• **Dataset rows**
start

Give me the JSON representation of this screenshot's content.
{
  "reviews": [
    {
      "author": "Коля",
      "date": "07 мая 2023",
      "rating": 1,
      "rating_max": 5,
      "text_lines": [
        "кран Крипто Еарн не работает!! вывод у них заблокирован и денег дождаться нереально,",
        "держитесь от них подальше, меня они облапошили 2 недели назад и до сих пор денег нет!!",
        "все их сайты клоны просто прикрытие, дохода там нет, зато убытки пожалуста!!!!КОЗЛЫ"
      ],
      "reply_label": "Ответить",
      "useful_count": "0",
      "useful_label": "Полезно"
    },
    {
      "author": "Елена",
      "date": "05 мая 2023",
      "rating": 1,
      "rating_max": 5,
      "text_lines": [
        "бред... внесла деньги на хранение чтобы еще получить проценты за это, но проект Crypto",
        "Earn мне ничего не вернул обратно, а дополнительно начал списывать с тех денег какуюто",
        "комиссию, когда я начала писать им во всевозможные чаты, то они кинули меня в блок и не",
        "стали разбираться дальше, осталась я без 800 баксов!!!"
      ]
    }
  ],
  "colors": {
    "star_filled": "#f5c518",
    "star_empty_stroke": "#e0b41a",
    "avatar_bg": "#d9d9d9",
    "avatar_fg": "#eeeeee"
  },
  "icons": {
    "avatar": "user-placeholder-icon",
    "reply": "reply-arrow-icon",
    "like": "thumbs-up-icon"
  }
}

end

Every line of the data above should be copied exactly.

• **Response**
Give me the JSON representation of this screenshot's content.
{
  "reviews": [
    {
      "author": "Коля",
      "date": "07 мая 2023",
      "rating": 1,
      "rating_max": 5,
      "text_lines": [
        "кран Крипто Еарн не работает!! вывод у них заблокирован и денег дождаться нереально,",
        "держитесь от них подальше, меня они облапошили 2 недели назад и до сих пор денег нет!!",
        "все их сайты клоны просто прикрытие, дохода там нет, зато убытки пожалуста!!!!КОЗЛЫ"
      ],
      "reply_label": "Ответить",
      "useful_count": "0",
      "useful_label": "Полезно"
    },
    {
      "author": "Елена",
      "date": "05 мая 2023",
      "rating": 1,
      "rating_max": 5,
      "text_lines": [
        "бред... внесла деньги на хранение чтобы еще получить проценты за это, но проект Crypto",
        "Earn мне ничего не вернул обратно, а дополнительно начал списывать с тех денег какуюто",
        "комиссию, когда я начала писать им во всевозможные чаты, то они кинули меня в блок и не",
        "стали разбираться дальше, осталась я без 800 баксов!!!"
      ]
    }
  ],
  "colors": {
    "star_filled": "#f5c518",
    "star_empty_stroke": "#e0b41a",
    "avatar_bg": "#d9d9d9",
    "avatar_fg": "#eeeeee"
  },
  "icons": {
    "avatar": "user-placeholder-icon",
    "reply": "reply-arrow-icon",
    "like": "thumbs-up-icon"
  }
}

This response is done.